## Task
Copy every line of the entries that includes the word "Chabot".

## Records for processing
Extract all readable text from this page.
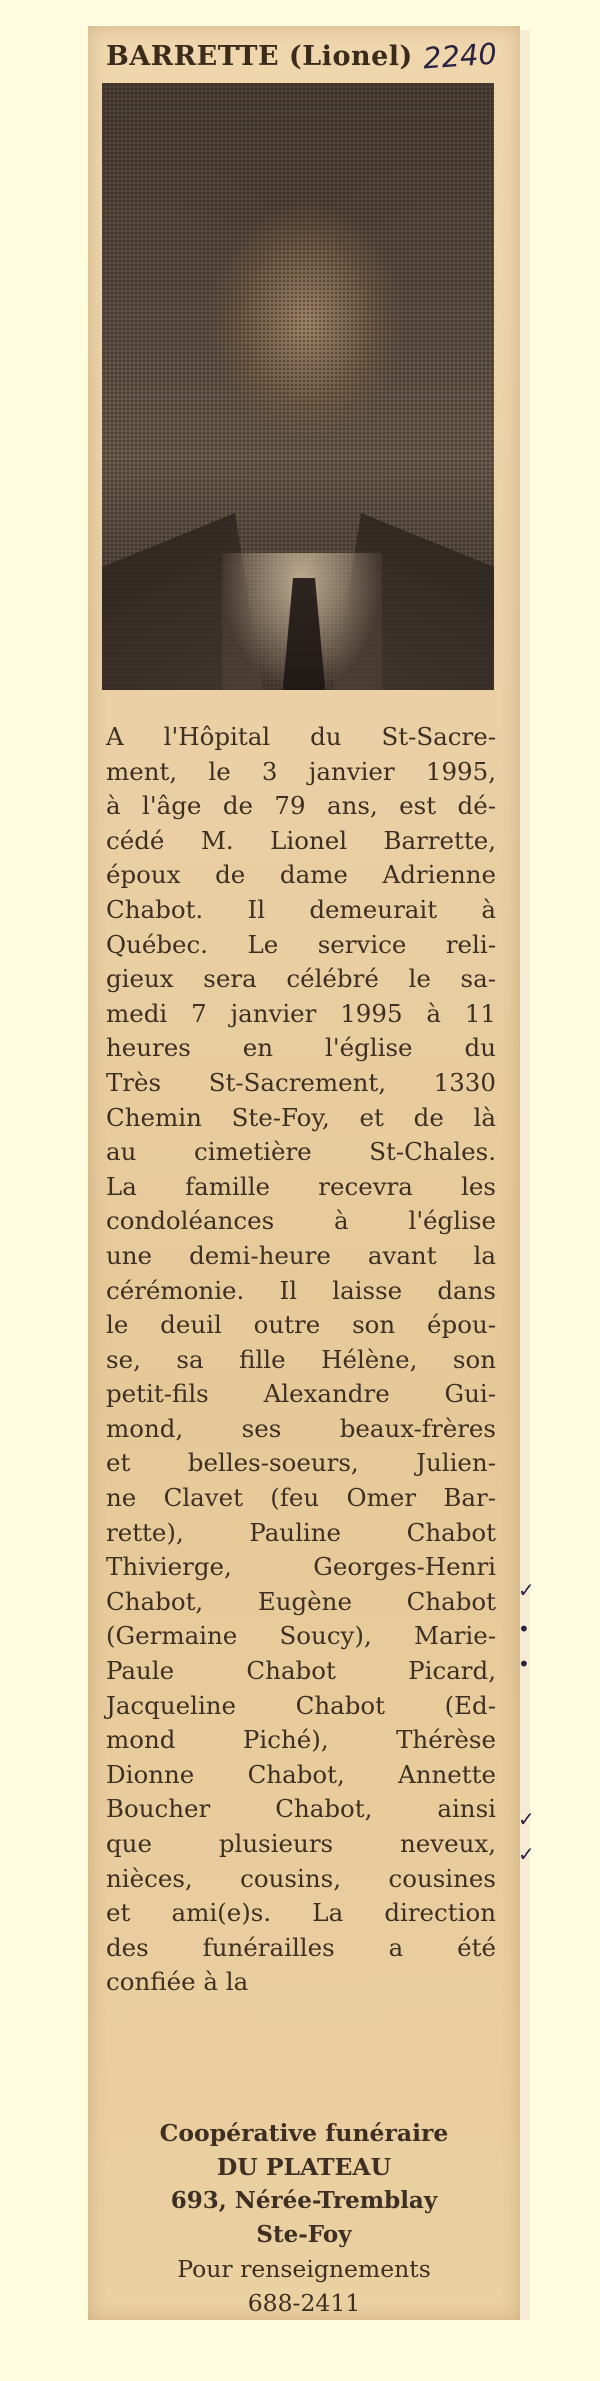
BARRETTE (Lionel) 2240
A l'Hôpital du St-Sacre-
ment, le 3 janvier 1995,
à l'âge de 79 ans, est dé-
cédé M. Lionel Barrette,
époux de dame Adrienne
Chabot. Il demeurait à
Québec. Le service reli-
gieux sera célébré le sa-
medi 7 janvier 1995 à 11
heures en l'église du
Très St-Sacrement, 1330
Chemin Ste-Foy, et de là
au cimetière St-Chales.
La famille recevra les
condoléances à l'église
une demi-heure avant la
cérémonie. Il laisse dans
le deuil outre son épou-
se, sa fille Hélène, son
petit-fils Alexandre Gui-
mond, ses beaux-frères
et belles-soeurs, Julien-
ne Clavet (feu Omer Bar-
rette), Pauline Chabot
Thivierge, Georges-Henri
Chabot, Eugène Chabot
(Germaine Soucy), Marie-
Paule Chabot Picard,
Jacqueline Chabot (Ed-
mond Piché), Thérèse
Dionne Chabot, Annette
Boucher Chabot, ainsi
que plusieurs neveux,
nièces, cousins, cousines
et ami(e)s. La direction
des funérailles a été
confiée à la
Coopérative funéraire
DU PLATEAU
693, Nérée-Tremblay
Ste-Foy
Pour renseignements
688-2411
✓
•
•
✓
✓
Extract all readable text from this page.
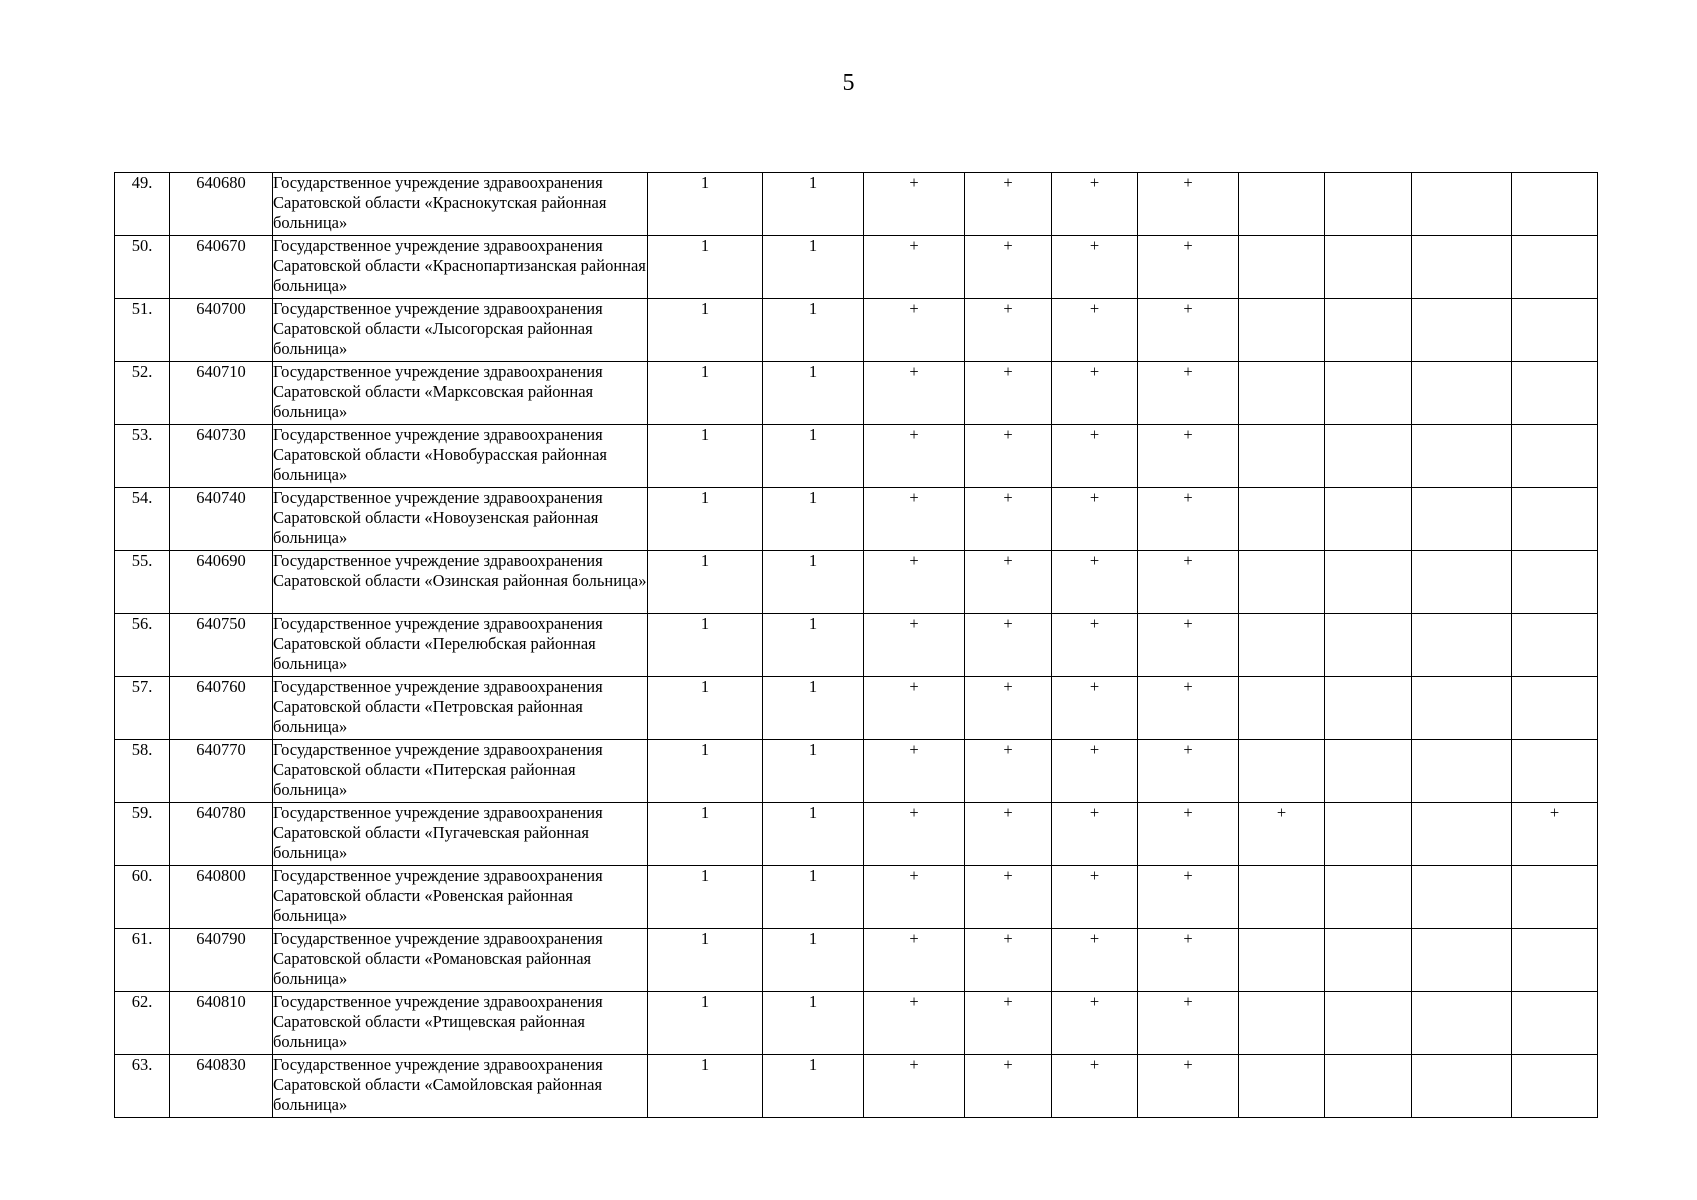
5
49.	640680	Государственное учреждение здравоохранения Саратовской области «Краснокутская районная больница»	1	1	+	+	+	+				
50.	640670	Государственное учреждение здравоохранения Саратовской области «Краснопартизанская районная больница»	1	1	+	+	+	+				
51.	640700	Государственное учреждение здравоохранения Саратовской области «Лысогорская районная больница»	1	1	+	+	+	+				
52.	640710	Государственное учреждение здравоохранения Саратовской области «Марксовская районная больница»	1	1	+	+	+	+				
53.	640730	Государственное учреждение здравоохранения Саратовской области «Новобурасская районная больница»	1	1	+	+	+	+				
54.	640740	Государственное учреждение здравоохранения Саратовской области «Новоузенская районная больница»	1	1	+	+	+	+				
55.	640690	Государственное учреждение здравоохранения Саратовской области «Озинская районная больница»	1	1	+	+	+	+				
56.	640750	Государственное учреждение здравоохранения Саратовской области «Перелюбская районная больница»	1	1	+	+	+	+				
57.	640760	Государственное учреждение здравоохранения Саратовской области «Петровская районная больница»	1	1	+	+	+	+				
58.	640770	Государственное учреждение здравоохранения Саратовской области «Питерская районная больница»	1	1	+	+	+	+				
59.	640780	Государственное учреждение здравоохранения Саратовской области «Пугачевская районная больница»	1	1	+	+	+	+	+			+
60.	640800	Государственное учреждение здравоохранения Саратовской области «Ровенская районная больница»	1	1	+	+	+	+				
61.	640790	Государственное учреждение здравоохранения Саратовской области «Романовская районная больница»	1	1	+	+	+	+				
62.	640810	Государственное учреждение здравоохранения Саратовской области «Ртищевская районная больница»	1	1	+	+	+	+				
63.	640830	Государственное учреждение здравоохранения Саратовской области «Самойловская районная больница»	1	1	+	+	+	+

## The completed task
Chabot. Il demeurait à
rette), Pauline Chabot
Chabot, Eugène Chabot
Paule Chabot Picard,
Jacqueline Chabot (Ed-
Dionne Chabot, Annette
Boucher Chabot, ainsi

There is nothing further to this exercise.